• [Exercise directions]: Reproduce the items verbatim from their first line through the line containing "In FIG. 2, the plane", including both ends.

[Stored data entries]
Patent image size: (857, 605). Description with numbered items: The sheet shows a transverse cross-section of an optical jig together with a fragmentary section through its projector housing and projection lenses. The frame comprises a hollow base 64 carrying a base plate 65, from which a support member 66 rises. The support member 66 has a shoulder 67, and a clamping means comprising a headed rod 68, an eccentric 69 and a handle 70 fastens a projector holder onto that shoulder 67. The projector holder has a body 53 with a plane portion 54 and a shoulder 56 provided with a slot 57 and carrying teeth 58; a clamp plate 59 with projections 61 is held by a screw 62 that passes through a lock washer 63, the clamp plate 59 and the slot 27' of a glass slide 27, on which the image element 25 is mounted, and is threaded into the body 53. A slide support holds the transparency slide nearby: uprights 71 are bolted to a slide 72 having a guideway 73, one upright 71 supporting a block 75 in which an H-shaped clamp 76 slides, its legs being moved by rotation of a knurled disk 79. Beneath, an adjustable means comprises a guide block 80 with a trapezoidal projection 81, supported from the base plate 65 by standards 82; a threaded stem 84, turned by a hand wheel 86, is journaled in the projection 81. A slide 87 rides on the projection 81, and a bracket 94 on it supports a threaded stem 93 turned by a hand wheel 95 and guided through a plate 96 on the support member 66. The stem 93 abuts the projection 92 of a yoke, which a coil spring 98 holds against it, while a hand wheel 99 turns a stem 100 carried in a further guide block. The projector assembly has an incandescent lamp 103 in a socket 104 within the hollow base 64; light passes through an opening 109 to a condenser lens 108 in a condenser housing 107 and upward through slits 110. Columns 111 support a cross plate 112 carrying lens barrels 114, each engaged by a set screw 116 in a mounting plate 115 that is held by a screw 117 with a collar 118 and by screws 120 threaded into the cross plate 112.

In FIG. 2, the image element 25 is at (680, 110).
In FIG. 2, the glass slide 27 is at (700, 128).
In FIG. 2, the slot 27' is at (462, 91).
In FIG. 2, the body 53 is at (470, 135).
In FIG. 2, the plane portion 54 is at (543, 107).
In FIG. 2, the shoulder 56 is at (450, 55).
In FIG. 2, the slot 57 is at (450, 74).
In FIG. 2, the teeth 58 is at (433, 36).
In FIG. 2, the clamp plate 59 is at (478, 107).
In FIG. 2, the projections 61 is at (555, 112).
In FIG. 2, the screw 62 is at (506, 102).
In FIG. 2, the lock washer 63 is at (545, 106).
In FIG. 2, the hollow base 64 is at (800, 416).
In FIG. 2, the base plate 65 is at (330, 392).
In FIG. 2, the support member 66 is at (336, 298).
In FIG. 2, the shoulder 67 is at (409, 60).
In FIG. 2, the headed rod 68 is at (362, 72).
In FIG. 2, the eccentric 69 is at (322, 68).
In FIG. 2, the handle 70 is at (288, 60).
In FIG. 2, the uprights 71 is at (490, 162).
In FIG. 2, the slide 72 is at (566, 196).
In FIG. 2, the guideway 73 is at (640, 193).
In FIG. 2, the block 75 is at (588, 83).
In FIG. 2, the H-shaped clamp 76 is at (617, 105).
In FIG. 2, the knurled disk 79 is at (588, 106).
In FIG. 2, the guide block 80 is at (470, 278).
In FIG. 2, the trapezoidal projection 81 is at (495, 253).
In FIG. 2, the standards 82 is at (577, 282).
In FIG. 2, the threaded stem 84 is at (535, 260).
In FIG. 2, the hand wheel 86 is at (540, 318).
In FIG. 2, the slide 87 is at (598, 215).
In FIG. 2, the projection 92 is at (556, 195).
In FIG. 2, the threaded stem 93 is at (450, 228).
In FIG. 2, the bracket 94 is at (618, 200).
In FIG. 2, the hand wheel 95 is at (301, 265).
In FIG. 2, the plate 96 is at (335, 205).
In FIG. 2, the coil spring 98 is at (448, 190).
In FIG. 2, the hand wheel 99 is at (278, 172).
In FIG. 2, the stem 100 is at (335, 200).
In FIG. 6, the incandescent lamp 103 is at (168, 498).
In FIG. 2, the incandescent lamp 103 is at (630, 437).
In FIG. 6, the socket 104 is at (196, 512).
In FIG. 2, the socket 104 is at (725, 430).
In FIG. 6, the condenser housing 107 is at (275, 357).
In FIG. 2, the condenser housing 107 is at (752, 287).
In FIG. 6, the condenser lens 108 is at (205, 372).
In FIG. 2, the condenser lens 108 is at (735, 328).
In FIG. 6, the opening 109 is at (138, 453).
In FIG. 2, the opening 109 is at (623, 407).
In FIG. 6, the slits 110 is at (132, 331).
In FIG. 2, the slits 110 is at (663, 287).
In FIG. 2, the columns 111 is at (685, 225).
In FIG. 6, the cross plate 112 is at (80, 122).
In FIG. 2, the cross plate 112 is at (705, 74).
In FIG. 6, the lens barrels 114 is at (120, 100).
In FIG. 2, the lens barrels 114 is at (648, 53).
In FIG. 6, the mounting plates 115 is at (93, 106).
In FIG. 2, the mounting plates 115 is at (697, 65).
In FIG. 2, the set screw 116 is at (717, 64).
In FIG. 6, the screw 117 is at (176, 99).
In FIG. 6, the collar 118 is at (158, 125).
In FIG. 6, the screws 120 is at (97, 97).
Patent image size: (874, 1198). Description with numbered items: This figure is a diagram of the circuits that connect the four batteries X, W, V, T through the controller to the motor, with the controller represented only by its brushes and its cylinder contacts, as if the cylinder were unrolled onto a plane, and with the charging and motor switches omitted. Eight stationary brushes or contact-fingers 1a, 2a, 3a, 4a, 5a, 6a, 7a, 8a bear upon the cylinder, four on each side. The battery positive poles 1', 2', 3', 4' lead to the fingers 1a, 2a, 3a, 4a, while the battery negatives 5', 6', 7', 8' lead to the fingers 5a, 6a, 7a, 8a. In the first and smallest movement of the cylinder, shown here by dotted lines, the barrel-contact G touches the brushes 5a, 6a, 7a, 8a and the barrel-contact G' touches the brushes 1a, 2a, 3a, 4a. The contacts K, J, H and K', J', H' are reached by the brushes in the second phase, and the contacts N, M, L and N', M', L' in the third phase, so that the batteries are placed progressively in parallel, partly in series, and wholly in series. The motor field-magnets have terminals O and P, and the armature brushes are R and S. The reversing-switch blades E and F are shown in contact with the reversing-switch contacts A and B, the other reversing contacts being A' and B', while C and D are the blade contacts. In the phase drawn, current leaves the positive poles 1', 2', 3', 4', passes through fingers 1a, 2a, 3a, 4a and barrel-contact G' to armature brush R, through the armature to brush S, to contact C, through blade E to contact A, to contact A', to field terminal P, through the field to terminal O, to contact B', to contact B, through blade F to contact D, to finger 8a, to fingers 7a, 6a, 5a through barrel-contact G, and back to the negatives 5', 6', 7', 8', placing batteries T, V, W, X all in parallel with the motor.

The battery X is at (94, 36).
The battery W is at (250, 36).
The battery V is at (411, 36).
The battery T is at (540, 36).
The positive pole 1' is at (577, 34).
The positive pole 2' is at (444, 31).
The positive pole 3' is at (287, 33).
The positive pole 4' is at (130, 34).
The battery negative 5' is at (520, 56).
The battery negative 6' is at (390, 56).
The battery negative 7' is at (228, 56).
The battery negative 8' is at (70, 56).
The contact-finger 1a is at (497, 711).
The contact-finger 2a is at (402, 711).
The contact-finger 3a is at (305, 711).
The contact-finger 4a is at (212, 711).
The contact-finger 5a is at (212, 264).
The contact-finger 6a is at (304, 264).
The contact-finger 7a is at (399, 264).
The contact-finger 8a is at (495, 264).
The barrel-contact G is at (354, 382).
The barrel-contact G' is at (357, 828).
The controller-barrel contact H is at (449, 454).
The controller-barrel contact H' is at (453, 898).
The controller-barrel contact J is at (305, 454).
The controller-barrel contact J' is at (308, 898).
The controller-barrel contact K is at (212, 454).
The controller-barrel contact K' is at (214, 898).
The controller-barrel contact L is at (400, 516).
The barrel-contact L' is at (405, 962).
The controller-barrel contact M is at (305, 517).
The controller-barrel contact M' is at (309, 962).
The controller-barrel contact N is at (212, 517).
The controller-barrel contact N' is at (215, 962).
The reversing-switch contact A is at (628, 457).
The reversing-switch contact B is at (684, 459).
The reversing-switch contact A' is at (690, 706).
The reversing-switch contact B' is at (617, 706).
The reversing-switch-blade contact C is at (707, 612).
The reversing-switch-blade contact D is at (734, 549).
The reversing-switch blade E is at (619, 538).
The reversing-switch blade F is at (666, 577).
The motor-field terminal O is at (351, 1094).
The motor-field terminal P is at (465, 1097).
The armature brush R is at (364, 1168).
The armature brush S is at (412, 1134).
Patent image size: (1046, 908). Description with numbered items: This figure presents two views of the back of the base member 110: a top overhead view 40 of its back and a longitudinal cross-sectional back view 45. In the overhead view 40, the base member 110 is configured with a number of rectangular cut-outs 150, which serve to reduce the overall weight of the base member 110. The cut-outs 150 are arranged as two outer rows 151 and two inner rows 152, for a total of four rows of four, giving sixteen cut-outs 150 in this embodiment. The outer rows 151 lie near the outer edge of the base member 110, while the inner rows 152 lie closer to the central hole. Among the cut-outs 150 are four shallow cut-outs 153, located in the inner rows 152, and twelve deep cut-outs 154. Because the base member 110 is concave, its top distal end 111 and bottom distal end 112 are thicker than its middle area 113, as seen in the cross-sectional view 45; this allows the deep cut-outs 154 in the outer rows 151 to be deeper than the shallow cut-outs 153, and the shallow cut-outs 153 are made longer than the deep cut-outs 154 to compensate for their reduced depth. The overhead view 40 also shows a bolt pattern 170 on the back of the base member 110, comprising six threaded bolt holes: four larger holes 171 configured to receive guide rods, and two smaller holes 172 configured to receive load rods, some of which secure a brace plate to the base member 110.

• [Output for this task]:
Patent image size: (857, 605). Description with numbered items: The sheet shows a transverse cross-section of an optical jig together with a fragmentary section through its projector housing and projection lenses. The frame comprises a hollow base 64 carrying a base plate 65, from which a support member 66 rises. The support member 66 has a shoulder 67, and a clamping means comprising a headed rod 68, an eccentric 69 and a handle 70 fastens a projector holder onto that shoulder 67. The projector holder has a body 53 with a plane portion 54 and a shoulder 56 provided with a slot 57 and carrying teeth 58; a clamp plate 59 with projections 61 is held by a screw 62 that passes through a lock washer 63, the clamp plate 59 and the slot 27' of a glass slide 27, on which the image element 25 is mounted, and is threaded into the body 53. A slide support holds the transparency slide nearby: uprights 71 are bolted to a slide 72 having a guideway 73, one upright 71 supporting a block 75 in which an H-shaped clamp 76 slides, its legs being moved by rotation of a knurled disk 79. Beneath, an adjustable means comprises a guide block 80 with a trapezoidal projection 81, supported from the base plate 65 by standards 82; a threaded stem 84, turned by a hand wheel 86, is journaled in the projection 81. A slide 87 rides on the projection 81, and a bracket 94 on it supports a threaded stem 93 turned by a hand wheel 95 and guided through a plate 96 on the support member 66. The stem 93 abuts the projection 92 of a yoke, which a coil spring 98 holds against it, while a hand wheel 99 turns a stem 100 carried in a further guide block. The projector assembly has an incandescent lamp 103 in a socket 104 within the hollow base 64; light passes through an opening 109 to a condenser lens 108 in a condenser housing 107 and upward through slits 110. Columns 111 support a cross plate 112 carrying lens barrels 114, each engaged by a set screw 116 in a mounting plate 115 that is held by a screw 117 with a collar 118 and by screws 120 threaded into the cross plate 112.

In FIG. 2, the image element 25 is at (680, 110).
In FIG. 2, the glass slide 27 is at (700, 128).
In FIG. 2, the slot 27' is at (462, 91).
In FIG. 2, the body 53 is at (470, 135).
In FIG. 2, the plane portion 54 is at (543, 107).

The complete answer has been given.